• **Task goal**
Pick out every line in the listing that contains the string "pixel", and copy each of those lines in full. Case counts.
Data rows start
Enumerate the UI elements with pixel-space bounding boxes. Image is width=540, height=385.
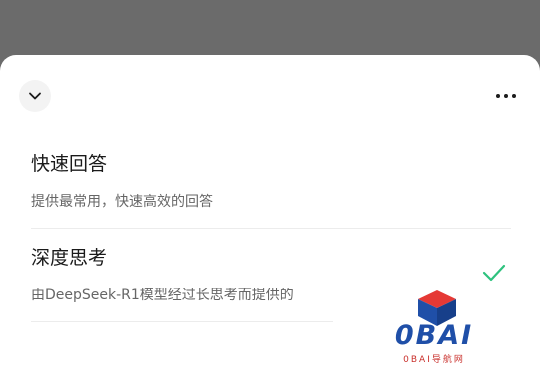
divider	[31, 228, 511, 229]
option-description: 提供最常用，快速高效的回答	[31, 194, 213, 210]
option-description: 由DeepSeek-R1模型经过长思考而提供的	[31, 288, 294, 302]
watermark: 0BAI 0BAI导航网	[384, 286, 494, 366]
divider	[31, 321, 333, 322]
more-dot	[512, 94, 516, 98]
text-fade	[300, 280, 340, 304]
watermark-subtitle: 0BAI导航网	[403, 355, 465, 365]
collapse-button[interactable]	[19, 80, 51, 112]
chevron-down-icon	[29, 92, 41, 100]
more-options-button[interactable]	[492, 85, 520, 107]
watermark-logo-text: 0BAI	[394, 320, 474, 351]
more-horizontal-icon	[496, 94, 500, 98]
more-dot	[504, 94, 508, 98]
option-title: 快速回答	[31, 153, 108, 175]
option-title: 深度思考	[31, 247, 108, 269]
check-icon	[482, 264, 506, 282]
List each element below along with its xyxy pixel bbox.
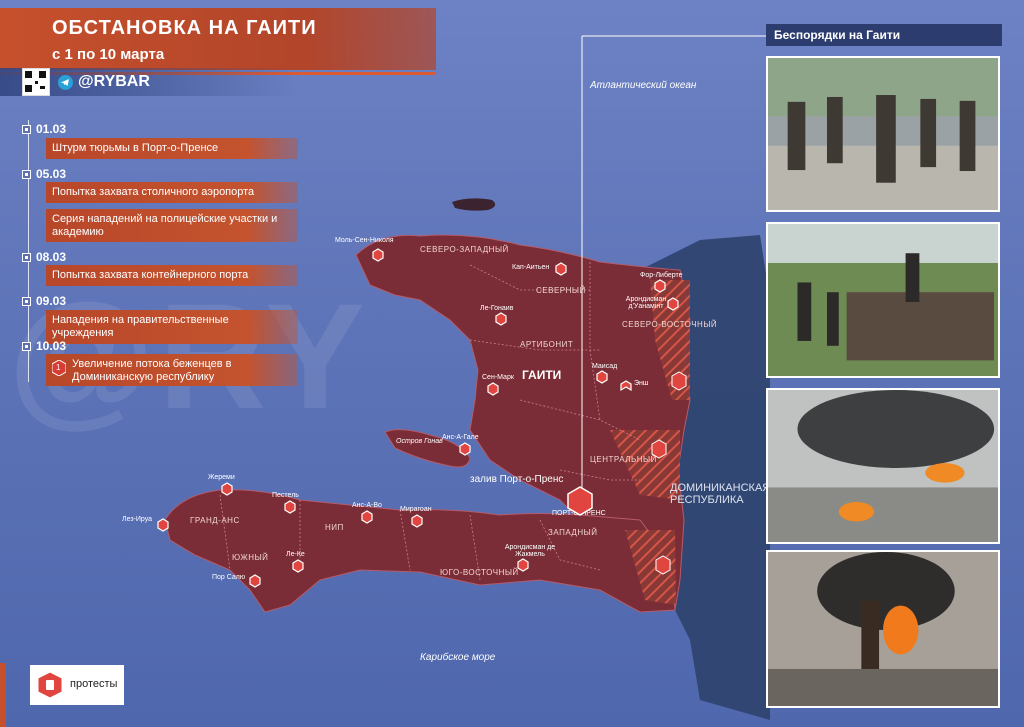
Data rows end
• **Final result**
Enumerate the UI elements with pixel-space bounding boxes. Image is width=540, height=385.
List each element below along with its xyxy pixel bbox.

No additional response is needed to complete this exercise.